▶ **Quoted text**
Neutral citation: 2002 FCT 877

BETWEEN:

                                          THE MINISTER OF NATIONAL REVENUE,

                                                                                                                                                      Applicant,

                                                                              - and -

                                                           DONALD NEIL MacIVER,

                                                                                                                                                  Respondent.

                                                            REASONS FOR ORDER

LAYDEN-STEVENSON J.

[1]                 The issue to be determined is whether the respondent, Donald Neil MacIver, should be permitted to amend his notice of motion dated August 27, 2001 (the main motion).


[2]                 The relevant factual history, for purposes of this motion, is that the Minister of National Revenue (the Minister) on May 8, 1996, obtained a jeopardy order against Mr. MacIver (the respondent) under subsection 225.3(8) of the Income Tax Act, R.S.C. 1985, (5th Supp.) c. 1. The jeopardy order authorized the Minister to take action against the respondent's tax liability. Mr. MacIver applied for judicial review of the jeopardy order and attempted, unsuccessfully, to have it set aside or varied. In June, 2001, the Minister began using the statutory set-off provision of the jeopardy order with respect to the respondent's Canada Pension Plan (CPP) and Old Age Security (OAS) benefits. Mr. MacIver filed the main motion for variation of the jeopardy order, seeking to exempt his CPP and OAS benefits from set-off on the ground that he requires the benefits to survive.

[3]                 The main motion was originally scheduled for hearing in September, 2001 and has been adjourned, on consent, various times. The most recent adjournment on April 29, 2002 was for the purpose of permitting the respondent to bring this motion to vary the main motion. Mr. MacIver seeks to amend to rely on further grounds and in particular to rely on:

(a) sections 7 and 15 of the Canadian Charter of Rights and Freedoms;

(b) Part I, 1(a) of the Canadian Bill of Rights;

(c) Articles 1, 2, 3, 4, 17.2, 22 and 25 of the Universal Declaration of Human Rights,1948, and

(d) The English Bill of Rights, 1689.

▶ **Given problem**
From the court's reasons for order above, extract the passage that begins at the words "[1]                 The issue" and stops after "(the main motion).". Copy it word for word.

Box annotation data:

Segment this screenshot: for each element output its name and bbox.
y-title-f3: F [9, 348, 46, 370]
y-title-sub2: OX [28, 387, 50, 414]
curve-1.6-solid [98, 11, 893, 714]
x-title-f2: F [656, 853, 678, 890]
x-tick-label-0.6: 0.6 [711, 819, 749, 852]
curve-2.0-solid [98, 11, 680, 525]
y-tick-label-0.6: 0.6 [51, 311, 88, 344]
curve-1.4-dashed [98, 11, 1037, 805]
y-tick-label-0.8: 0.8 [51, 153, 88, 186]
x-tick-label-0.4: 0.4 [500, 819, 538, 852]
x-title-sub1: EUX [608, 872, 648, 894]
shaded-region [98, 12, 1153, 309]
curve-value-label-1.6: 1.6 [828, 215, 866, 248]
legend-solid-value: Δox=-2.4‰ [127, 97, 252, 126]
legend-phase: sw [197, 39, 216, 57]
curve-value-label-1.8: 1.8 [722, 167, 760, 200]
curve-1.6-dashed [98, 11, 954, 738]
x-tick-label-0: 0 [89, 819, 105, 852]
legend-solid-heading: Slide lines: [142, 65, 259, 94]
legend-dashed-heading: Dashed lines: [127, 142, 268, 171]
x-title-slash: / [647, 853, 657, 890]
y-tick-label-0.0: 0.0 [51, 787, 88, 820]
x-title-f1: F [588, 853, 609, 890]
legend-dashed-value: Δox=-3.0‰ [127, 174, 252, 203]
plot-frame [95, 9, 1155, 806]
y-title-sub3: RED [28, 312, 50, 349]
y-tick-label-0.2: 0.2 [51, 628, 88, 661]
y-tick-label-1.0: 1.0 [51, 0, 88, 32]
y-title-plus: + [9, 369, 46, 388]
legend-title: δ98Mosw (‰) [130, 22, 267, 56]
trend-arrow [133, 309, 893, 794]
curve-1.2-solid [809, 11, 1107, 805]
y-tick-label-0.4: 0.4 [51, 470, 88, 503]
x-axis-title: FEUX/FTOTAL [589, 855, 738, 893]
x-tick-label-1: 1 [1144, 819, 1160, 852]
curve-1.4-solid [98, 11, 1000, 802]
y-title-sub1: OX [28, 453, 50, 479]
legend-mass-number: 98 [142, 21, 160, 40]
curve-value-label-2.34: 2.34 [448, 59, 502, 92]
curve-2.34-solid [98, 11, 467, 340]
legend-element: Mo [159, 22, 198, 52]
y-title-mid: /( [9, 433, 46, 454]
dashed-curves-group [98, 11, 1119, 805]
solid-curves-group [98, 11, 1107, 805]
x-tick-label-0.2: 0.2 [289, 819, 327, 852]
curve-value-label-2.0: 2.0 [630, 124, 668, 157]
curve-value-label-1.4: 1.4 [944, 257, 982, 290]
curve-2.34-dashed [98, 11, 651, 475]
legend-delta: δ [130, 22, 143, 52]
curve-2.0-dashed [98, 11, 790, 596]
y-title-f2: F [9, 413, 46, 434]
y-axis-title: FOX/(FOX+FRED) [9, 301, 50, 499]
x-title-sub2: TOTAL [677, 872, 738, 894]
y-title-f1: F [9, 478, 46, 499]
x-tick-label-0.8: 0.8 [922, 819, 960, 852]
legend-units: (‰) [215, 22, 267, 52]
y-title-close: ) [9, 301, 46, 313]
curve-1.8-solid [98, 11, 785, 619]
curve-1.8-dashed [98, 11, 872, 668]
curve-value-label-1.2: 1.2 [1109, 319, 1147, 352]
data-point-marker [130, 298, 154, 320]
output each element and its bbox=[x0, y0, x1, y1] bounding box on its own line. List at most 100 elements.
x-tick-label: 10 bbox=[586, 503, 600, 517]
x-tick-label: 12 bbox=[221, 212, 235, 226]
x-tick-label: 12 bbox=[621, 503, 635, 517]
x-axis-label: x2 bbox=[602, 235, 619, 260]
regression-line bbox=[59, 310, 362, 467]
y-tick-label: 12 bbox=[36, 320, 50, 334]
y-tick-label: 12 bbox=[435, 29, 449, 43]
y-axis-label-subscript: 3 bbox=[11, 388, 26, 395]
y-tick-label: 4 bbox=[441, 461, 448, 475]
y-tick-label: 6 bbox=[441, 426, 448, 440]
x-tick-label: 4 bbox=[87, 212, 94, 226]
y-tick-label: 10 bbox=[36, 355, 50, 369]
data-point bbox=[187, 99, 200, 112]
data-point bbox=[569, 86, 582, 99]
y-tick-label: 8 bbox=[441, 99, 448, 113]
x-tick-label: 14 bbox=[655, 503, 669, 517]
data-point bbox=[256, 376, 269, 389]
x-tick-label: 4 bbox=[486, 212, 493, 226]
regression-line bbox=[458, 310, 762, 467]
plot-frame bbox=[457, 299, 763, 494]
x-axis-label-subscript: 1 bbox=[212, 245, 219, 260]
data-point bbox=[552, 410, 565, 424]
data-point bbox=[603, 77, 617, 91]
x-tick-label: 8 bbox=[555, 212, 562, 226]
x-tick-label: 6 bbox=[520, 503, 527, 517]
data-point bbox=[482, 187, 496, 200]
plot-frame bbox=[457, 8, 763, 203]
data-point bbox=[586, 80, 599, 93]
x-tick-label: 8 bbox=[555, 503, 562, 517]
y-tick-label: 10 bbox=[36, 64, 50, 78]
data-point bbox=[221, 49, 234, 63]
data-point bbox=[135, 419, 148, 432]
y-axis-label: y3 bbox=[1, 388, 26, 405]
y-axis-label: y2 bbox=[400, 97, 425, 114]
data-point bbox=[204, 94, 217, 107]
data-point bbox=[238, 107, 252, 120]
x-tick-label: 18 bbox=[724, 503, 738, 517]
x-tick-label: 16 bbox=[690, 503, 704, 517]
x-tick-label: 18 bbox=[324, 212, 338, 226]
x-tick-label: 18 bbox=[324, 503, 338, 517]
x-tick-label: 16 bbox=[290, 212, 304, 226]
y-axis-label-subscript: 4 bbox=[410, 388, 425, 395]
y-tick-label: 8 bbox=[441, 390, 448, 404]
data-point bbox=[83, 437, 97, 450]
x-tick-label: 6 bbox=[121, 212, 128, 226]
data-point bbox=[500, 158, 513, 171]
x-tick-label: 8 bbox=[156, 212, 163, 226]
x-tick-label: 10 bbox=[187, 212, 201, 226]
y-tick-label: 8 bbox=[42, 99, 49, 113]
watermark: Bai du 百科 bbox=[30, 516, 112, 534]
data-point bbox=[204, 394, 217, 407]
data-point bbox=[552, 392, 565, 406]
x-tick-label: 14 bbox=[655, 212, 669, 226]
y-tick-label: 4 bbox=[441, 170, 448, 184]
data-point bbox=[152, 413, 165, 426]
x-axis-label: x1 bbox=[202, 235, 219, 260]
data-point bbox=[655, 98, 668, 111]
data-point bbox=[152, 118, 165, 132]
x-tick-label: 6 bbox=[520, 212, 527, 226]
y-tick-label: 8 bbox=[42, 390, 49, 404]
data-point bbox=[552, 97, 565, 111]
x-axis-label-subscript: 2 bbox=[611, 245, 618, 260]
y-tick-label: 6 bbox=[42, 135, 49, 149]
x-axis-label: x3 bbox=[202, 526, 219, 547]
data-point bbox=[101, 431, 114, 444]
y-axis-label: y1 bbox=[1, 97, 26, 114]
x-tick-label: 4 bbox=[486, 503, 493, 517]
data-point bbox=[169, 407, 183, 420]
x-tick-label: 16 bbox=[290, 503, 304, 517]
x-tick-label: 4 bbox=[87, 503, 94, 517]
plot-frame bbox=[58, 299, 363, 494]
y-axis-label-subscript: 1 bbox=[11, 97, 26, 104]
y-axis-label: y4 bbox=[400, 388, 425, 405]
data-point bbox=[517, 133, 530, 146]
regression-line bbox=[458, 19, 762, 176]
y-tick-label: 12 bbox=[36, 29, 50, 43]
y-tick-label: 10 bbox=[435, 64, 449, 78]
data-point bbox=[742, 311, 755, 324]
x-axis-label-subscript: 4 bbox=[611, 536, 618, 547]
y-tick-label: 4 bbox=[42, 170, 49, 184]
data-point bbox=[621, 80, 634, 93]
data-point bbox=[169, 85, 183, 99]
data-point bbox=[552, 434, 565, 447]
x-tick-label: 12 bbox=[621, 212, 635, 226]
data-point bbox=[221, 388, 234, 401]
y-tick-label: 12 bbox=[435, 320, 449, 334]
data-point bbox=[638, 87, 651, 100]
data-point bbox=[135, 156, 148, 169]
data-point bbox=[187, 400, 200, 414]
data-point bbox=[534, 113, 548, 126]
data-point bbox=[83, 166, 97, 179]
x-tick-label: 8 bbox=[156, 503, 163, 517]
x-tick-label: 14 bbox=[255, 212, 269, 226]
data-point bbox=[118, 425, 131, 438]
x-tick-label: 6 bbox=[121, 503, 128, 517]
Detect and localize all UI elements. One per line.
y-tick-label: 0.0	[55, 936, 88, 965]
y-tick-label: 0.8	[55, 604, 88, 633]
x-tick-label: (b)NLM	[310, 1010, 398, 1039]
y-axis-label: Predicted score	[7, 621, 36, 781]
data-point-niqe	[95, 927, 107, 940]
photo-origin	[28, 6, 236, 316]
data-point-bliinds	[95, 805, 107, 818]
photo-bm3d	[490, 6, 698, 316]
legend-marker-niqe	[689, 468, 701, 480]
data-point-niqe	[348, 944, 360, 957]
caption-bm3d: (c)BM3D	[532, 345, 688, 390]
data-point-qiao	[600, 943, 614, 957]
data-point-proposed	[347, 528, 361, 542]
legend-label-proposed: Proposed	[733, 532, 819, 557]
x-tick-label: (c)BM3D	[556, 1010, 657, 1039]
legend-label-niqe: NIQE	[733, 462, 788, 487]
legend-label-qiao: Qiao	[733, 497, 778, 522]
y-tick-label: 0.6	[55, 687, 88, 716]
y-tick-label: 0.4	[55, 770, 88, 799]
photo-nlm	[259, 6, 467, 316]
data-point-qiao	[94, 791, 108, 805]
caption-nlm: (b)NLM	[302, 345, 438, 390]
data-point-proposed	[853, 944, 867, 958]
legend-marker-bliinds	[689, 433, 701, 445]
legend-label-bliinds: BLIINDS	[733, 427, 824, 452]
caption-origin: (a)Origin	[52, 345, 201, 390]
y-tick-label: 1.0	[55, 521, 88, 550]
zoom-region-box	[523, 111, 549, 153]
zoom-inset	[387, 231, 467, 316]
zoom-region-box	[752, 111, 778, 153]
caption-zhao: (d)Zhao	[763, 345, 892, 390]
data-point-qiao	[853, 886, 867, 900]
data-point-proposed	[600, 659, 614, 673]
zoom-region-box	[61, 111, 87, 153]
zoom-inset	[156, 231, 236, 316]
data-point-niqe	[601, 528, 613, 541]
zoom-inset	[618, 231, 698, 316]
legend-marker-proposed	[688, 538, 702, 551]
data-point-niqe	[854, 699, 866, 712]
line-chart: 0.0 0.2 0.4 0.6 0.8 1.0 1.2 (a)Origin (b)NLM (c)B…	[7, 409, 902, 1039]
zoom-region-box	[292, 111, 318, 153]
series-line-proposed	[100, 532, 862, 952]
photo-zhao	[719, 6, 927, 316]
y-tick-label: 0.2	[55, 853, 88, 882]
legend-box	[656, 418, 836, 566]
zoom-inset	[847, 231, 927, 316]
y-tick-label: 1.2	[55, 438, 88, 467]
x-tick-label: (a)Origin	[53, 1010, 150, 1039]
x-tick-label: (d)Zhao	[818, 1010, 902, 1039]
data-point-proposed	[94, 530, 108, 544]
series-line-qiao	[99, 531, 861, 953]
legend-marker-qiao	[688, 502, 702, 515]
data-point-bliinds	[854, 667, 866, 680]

▶ **Problem solution**
[1]                 The issue to be determined is whether the respondent, Donald Neil MacIver, should be permitted to amend his notice of motion dated August 27, 2001 (the main motion).